**Entries taken from a collection**
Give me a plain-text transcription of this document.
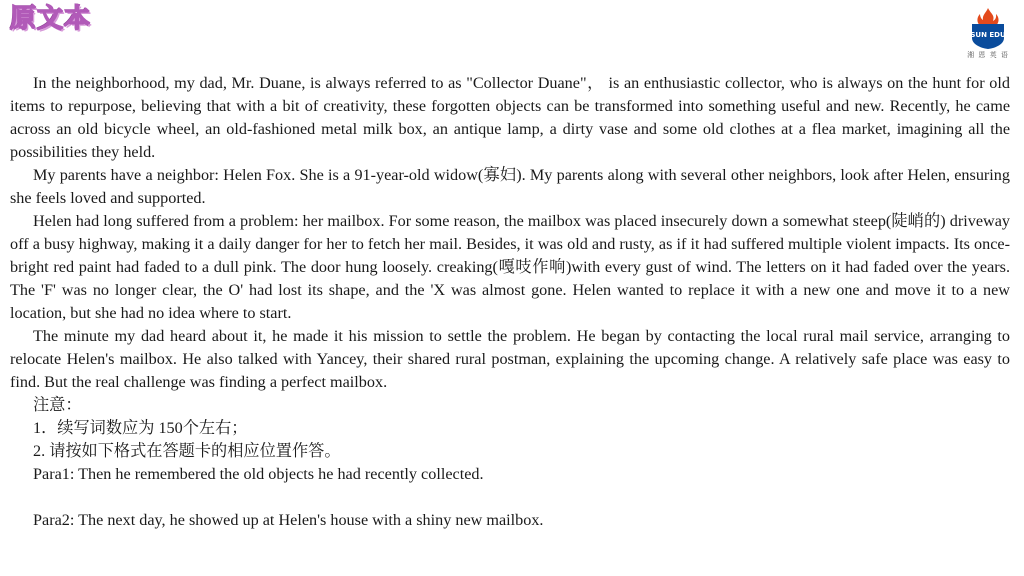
原文本
SUN EDU
湘 恩 英 语

In the neighborhood, my dad, Mr. Duane, is always referred to as "Collector Duane"， is an enthusiastic collector, who is always on the hunt for old items to repurpose, believing that with a bit of creativity, these forgotten objects can be transformed into something useful and new. Recently, he came across an old bicycle wheel, an old-fashioned metal milk box, an antique lamp, a dirty vase and some old clothes at a flea market, imagining all the possibilities they held.

My parents have a neighbor: Helen Fox. She is a 91-year-old widow(寡妇). My parents along with several other neighbors, look after Helen, ensuring she feels loved and supported.

Helen had long suffered from a problem: her mailbox. For some reason, the mailbox was placed insecurely down a somewhat steep(陡峭的) driveway off a busy highway, making it a daily danger for her to fetch her mail. Besides, it was old and rusty, as if it had suffered multiple violent impacts. Its once-bright red paint had faded to a dull pink. The door hung loosely. creaking(嘎吱作响)with every gust of wind. The letters on it had faded over the years. The 'F' was no longer clear, the O' had lost its shape, and the 'X was almost gone. Helen wanted to replace it with a new one and move it to a new location, but she had no idea where to start.

The minute my dad heard about it, he made it his mission to settle the problem. He began by contacting the local rural mail service, arranging to relocate Helen's mailbox. He also talked with Yancey, their shared rural postman, explaining the upcoming change. A relatively safe place was easy to find. But the real challenge was finding a perfect mailbox.

注意：

1．续写词数应为 150个左右；

2. 请按如下格式在答题卡的相应位置作答。

Para1: Then he remembered the old objects he had recently collected.

Para2: The next day, he showed up at Helen's house with a shiny new mailbox.
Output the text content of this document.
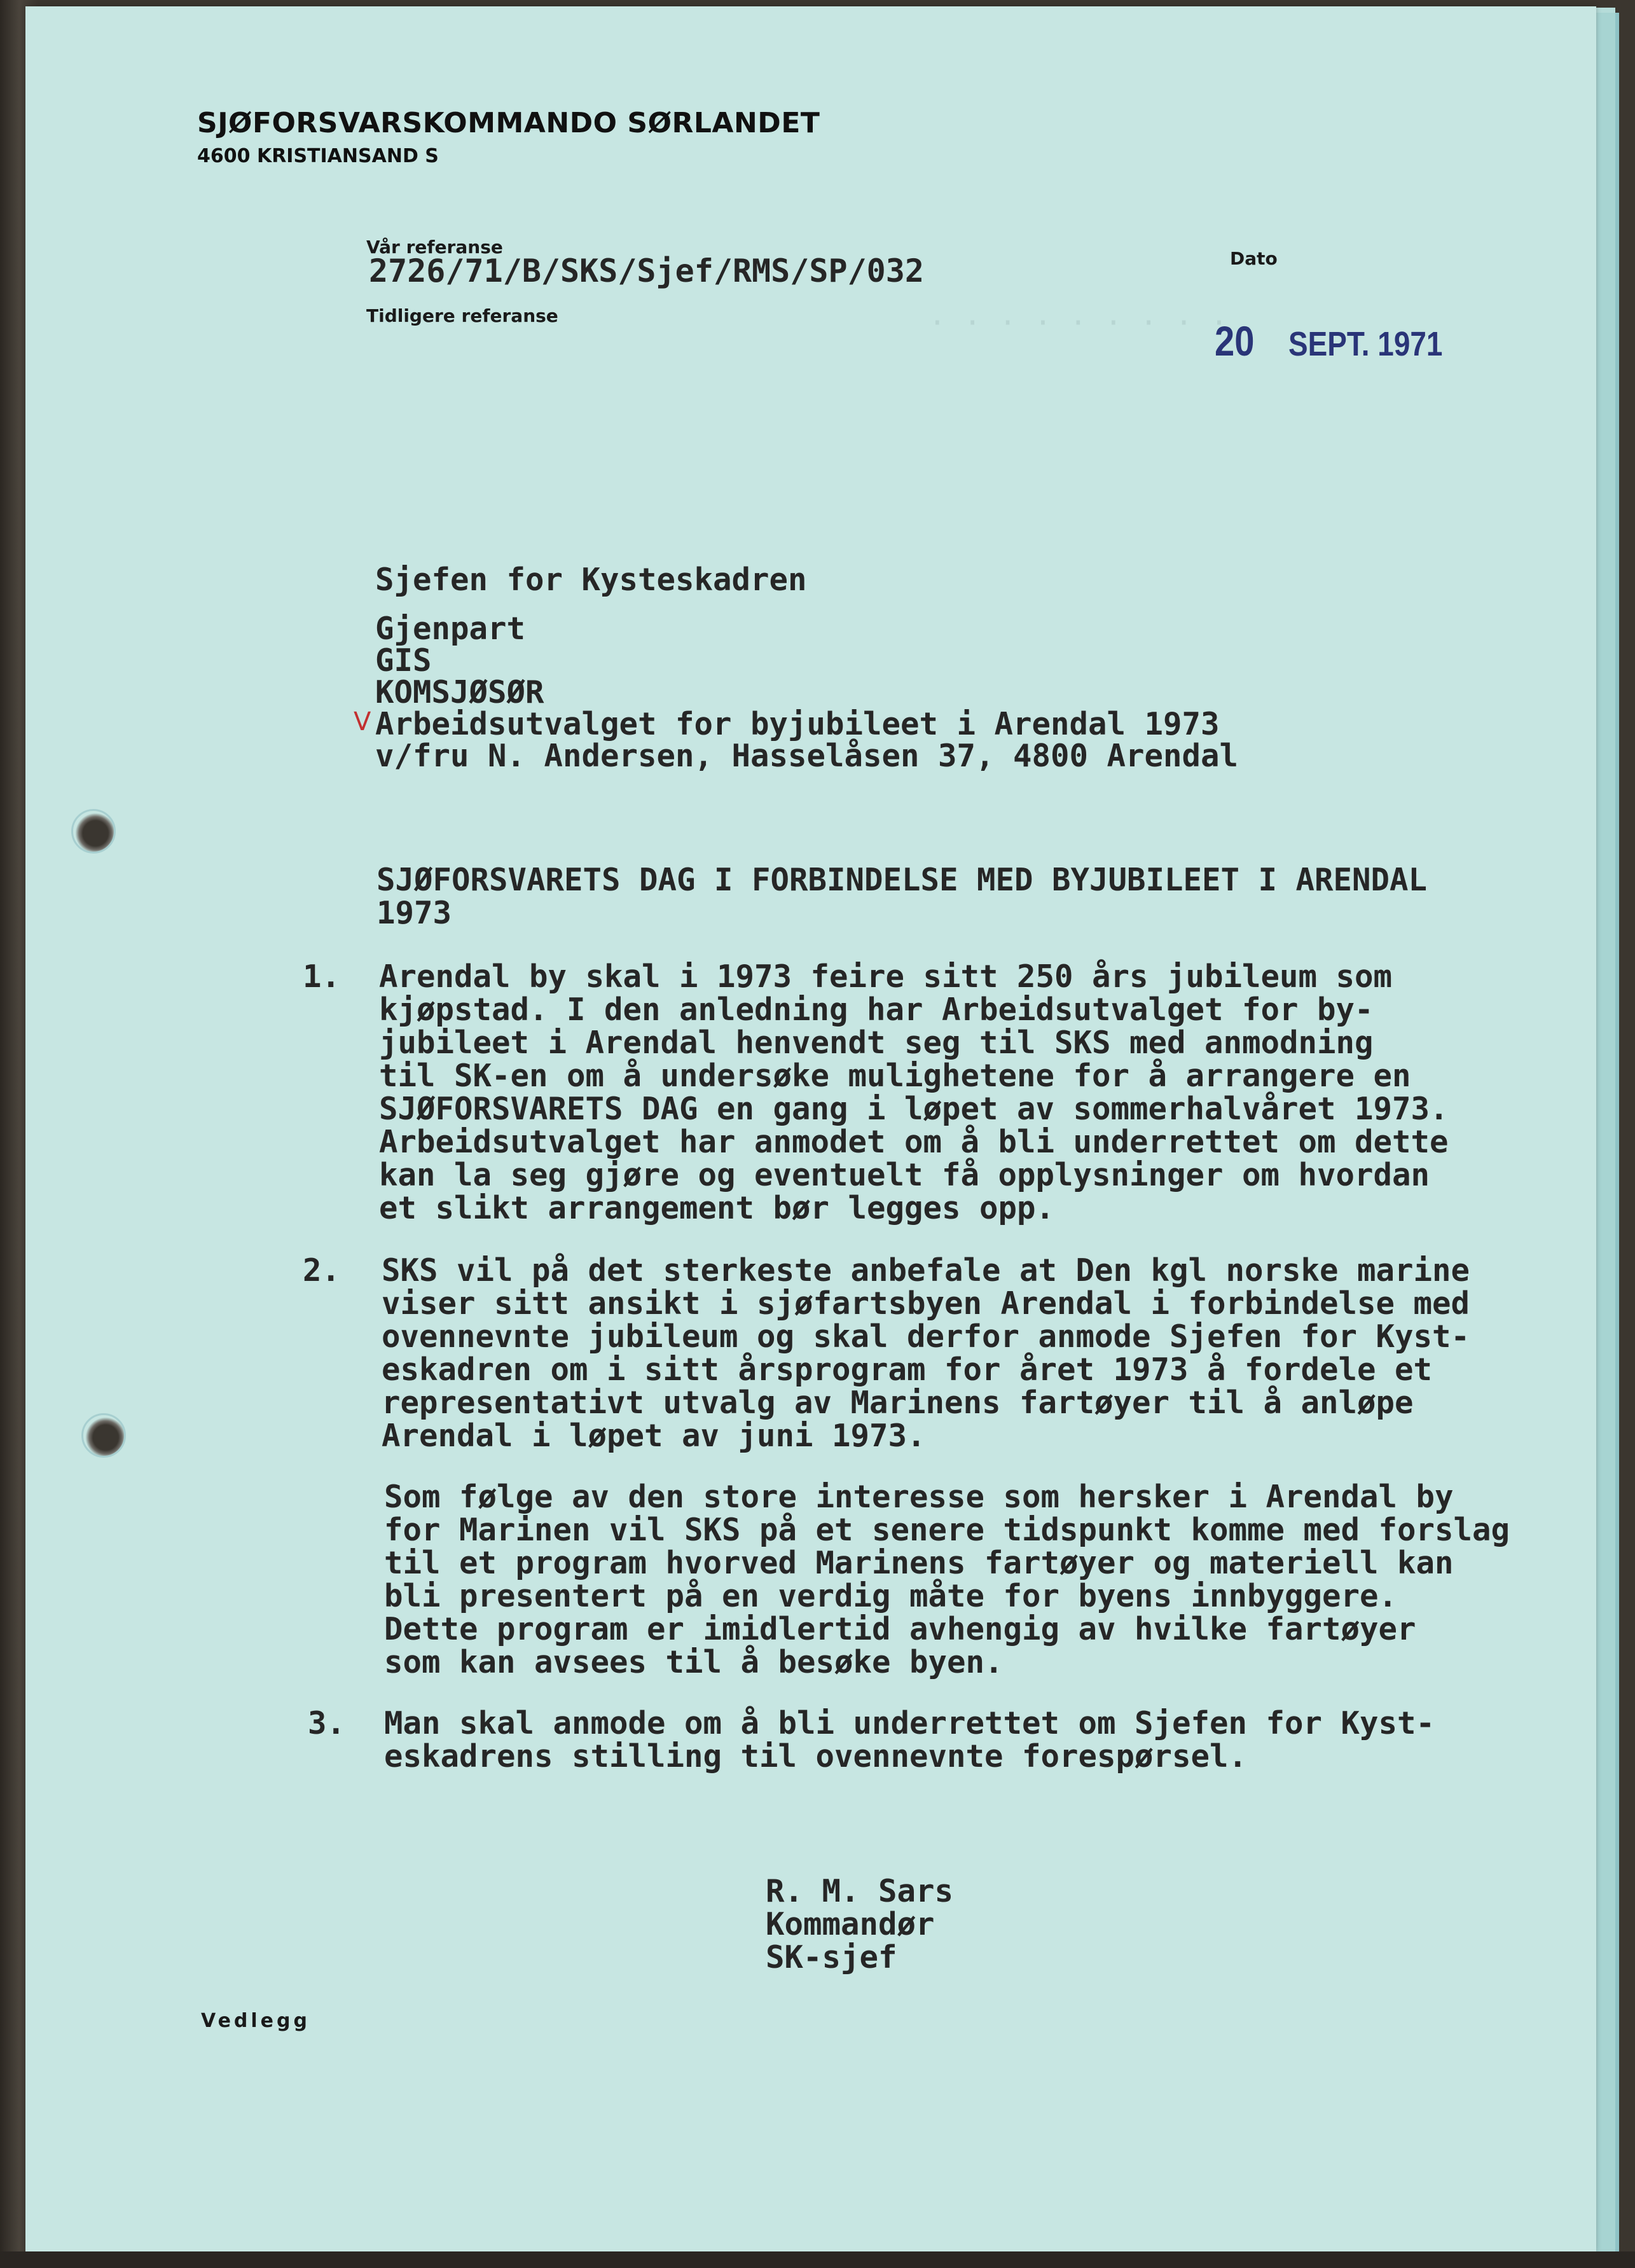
· · · · · · · · ·
SJØFORSVARSKOMMANDO SØRLANDET
4600 KRISTIANSAND S
Vår referanse
2726/71/B/SKS/Sjef/RMS/SP/032
Tidligere referanse
Dato
20 SEPT. 1971
Sjefen for Kysteskadren
Gjenpart
GIS
KOMSJØSØR
V Arbeidsutvalget for byjubileet i Arendal 1973
v/fru N. Andersen, Hasselåsen 37, 4800 Arendal
SJØFORSVARETS DAG I FORBINDELSE MED BYJUBILEET I ARENDAL
1973
1. Arendal by skal i 1973 feire sitt 250 års jubileum som
kjøpstad. I den anledning har Arbeidsutvalget for by-
jubileet i Arendal henvendt seg til SKS med anmodning
til SK-en om å undersøke mulighetene for å arrangere en
SJØFORSVARETS DAG en gang i løpet av sommerhalvåret 1973.
Arbeidsutvalget har anmodet om å bli underrettet om dette
kan la seg gjøre og eventuelt få opplysninger om hvordan
et slikt arrangement bør legges opp.
2. SKS vil på det sterkeste anbefale at Den kgl norske marine
viser sitt ansikt i sjøfartsbyen Arendal i forbindelse med
ovennevnte jubileum og skal derfor anmode Sjefen for Kyst-
eskadren om i sitt årsprogram for året 1973 å fordele et
representativt utvalg av Marinens fartøyer til å anløpe
Arendal i løpet av juni 1973.
Som følge av den store interesse som hersker i Arendal by
for Marinen vil SKS på et senere tidspunkt komme med forslag
til et program hvorved Marinens fartøyer og materiell kan
bli presentert på en verdig måte for byens innbyggere.
Dette program er imidlertid avhengig av hvilke fartøyer
som kan avsees til å besøke byen.
3. Man skal anmode om å bli underrettet om Sjefen for Kyst-
eskadrens stilling til ovennevnte forespørsel.
R. M. Sars
Kommandør
SK-sjef
Vedlegg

**GIVEN TASK**
Find all the lines containing "fartøyer" in the material, then copy them.

**WORKED ANSWER**
representativt utvalg av Marinens fartøyer til å anløpe
til et program hvorved Marinens fartøyer og materiell kan
Dette program er imidlertid avhengig av hvilke fartøyer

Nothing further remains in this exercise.